## BEGIN READING TEXT

- Born: 5 August 1931 Dewalapola, Sri Lanka
- Died: March 19, 2007 (aged 75) Colombo
- Education: Udugampola Maha Vidyalaya
- Occupations: Broadcaster, comedian
- Employer: Radio Ceylon / Sri Lanka Broadcasting Corporation
- Known for: Acting, singing and producing radio programmes

= Gemunu Wijesuriya =

Sri Lankan actor (1934–2007)

Gamunu Mahinda Wijesuriya (5 August 1934 – 19 March 2007: as ගැමුණු විජේසූරිය), was an actor in Sri Lankan cinema, theatre, radio and television as well as a broadcaster, comedian, singer and radio program producer.

==Personal life==
Wijesuriya was born on 5 August 1934 in Dewalapola, Sri Lanka. He studied at Udugampola Maha Vidyalaya. He was married to Maali and had two children.

Wijesuriya died on 19 March 2007 in Colombo.

==Career==
He started his career as a radio artist joining the Radio Ceylon (currently known as Sri Lanka Broadcasting Corporation) with Lama Pitiya, a popular radio programme produced by Karunaratne Abeysekera for the children of the country. He was a popular radio artist and comedian who contributed the radio programmes like Muwanpalassa and Vinoda Samaya and he contributed to the Sinhala Cinema as an actor for Sinhala films like Dulika, Thun Man Handiya, Hara Lakshaya, Handaya, Binaramalee and Re Daniel Dawal Migel 2.

## END READING TEXT
## BEGIN MATERIAL

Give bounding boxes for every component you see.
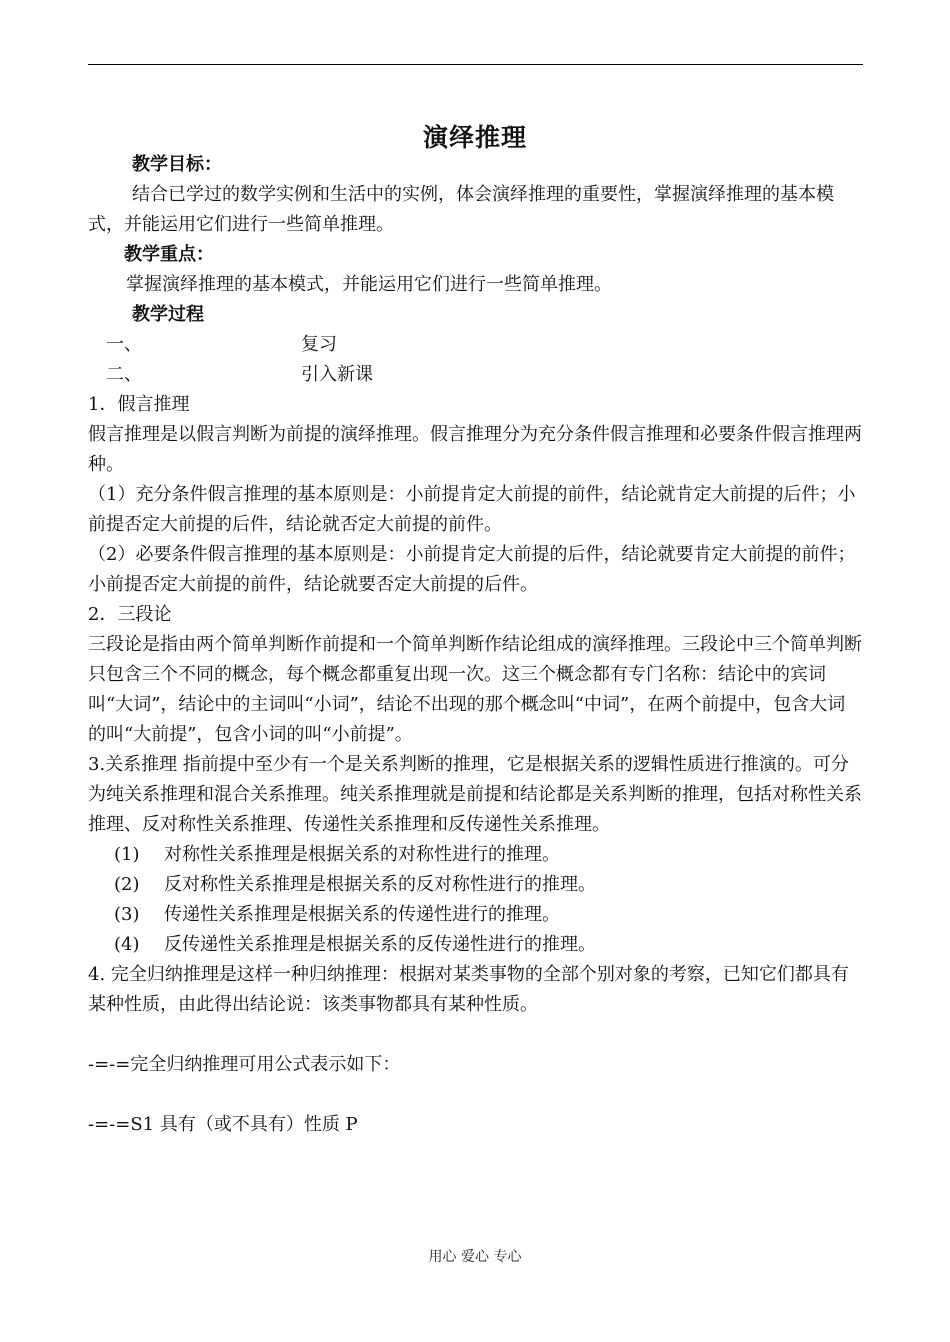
goal-text: 结合已学过的数学实例和生活中的实例，体会演绎推理的重要性，掌握演绎推理的基本模式，并能运用它们进行一些简单推理。 [88,184,834,235]
relation-item [88,900,863,930]
outline-number: 二、 [106,364,142,385]
document-body [88,150,863,1140]
formula-intro: -=-=完全归纳推理可用公式表示如下： [88,1054,401,1075]
relation-item-text: 反对称性关系推理是根据关系的反对称性进行的推理。 [164,874,596,895]
outline-number: 一、 [106,334,142,355]
relation-text: 3.关系推理 指前提中至少有一个是关系判断的推理，它是根据关系的逻辑性质进行推演的。可分为纯关系推理和混合关系推理。纯关系推理就是前提和结论都是关系判断的推理，包括对称性关系推理、反对称性关系推理、传递性关系推理和反传递性关系推理。 [88,754,862,835]
outline-item-review [88,330,863,360]
relation-item-text: 传递性关系推理是根据关系的传递性进行的推理。 [164,904,560,925]
relation-item [88,930,863,960]
complete-induction-text: 4. 完全归纳推理是这样一种归纳推理：根据对某类事物的全部个别对象的考察，已知它们都具有某种性质，由此得出结论说：该类事物都具有某种性质。 [88,964,849,1015]
header-rule [88,64,863,65]
hypothetical-text: 假言推理是以假言判断为前提的演绎推理。假言推理分为充分条件假言推理和必要条件假言推理两种。 [88,424,862,475]
outline-label: 复习 [301,334,337,355]
relation-item-number: (4) [114,934,140,955]
relation-item-number: (1) [114,844,140,865]
relation-item [88,840,863,870]
relation-item-number: (3) [114,904,140,925]
outline-label: 引入新课 [301,364,373,385]
process-heading: 教学过程 [132,304,204,325]
relation-item [88,870,863,900]
relation-item-number: (2) [114,874,140,895]
blank-line [88,1020,863,1050]
syllogism-text: 三段论是指由两个简单判断作前提和一个简单判断作结论组成的演绎推理。三段论中三个简单判断只包含三个不同的概念，每个概念都重复出现一次。这三个概念都有专门名称：结论中的宾词叫“大词”，结论中的主词叫“小词”，结论不出现的那个概念叫“中词”，在两个前提中，包含大词的叫“大前提”，包含小词的叫“小前提”。 [88,634,862,745]
syllogism-heading: 2．三段论 [88,604,172,625]
goal-heading: 教学目标： [132,154,222,175]
relation-item-text: 对称性关系推理是根据关系的对称性进行的推理。 [164,844,560,865]
relation-item-text: 反传递性关系推理是根据关系的反传递性进行的推理。 [164,934,596,955]
document-title: 演绎推理 [422,123,527,152]
blank-line [88,1080,863,1110]
hypothetical-heading: 1．假言推理 [88,394,190,415]
hypothetical-item-2: （2）必要条件假言推理的基本原则是：小前提肯定大前提的后件，结论就要肯定大前提的前件；小前提否定大前提的前件，结论就要否定大前提的后件。 [88,544,856,595]
hypothetical-item-1: （1）充分条件假言推理的基本原则是：小前提肯定大前提的前件，结论就肯定大前提的后件；小前提否定大前提的后件，结论就否定大前提的前件。 [88,484,856,535]
key-heading: 教学重点： [124,244,214,265]
key-text: 掌握演绎推理的基本模式，并能运用它们进行一些简单推理。 [126,274,612,295]
formula-line: -=-=S1 具有（或不具有）性质 P [88,1114,358,1135]
outline-item-new-lesson [88,360,863,390]
page-footer: 用心 爱心 专心 [428,1249,522,1265]
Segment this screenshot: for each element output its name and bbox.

## END MATERIAL

● YOUR TASK
Reproduce verbatim the passage of the Gemunu Wijesuriya biography starting at "Sri Lankan actor" and ending at "radio program producer.".

● RESULT OF THIS EXERCISE
Sri Lankan actor (1934–2007)

Gamunu Mahinda Wijesuriya (5 August 1934 – 19 March 2007: as ගැමුණු විජේසූරිය), was an actor in Sri Lankan cinema, theatre, radio and television as well as a broadcaster, comedian, singer and radio program producer.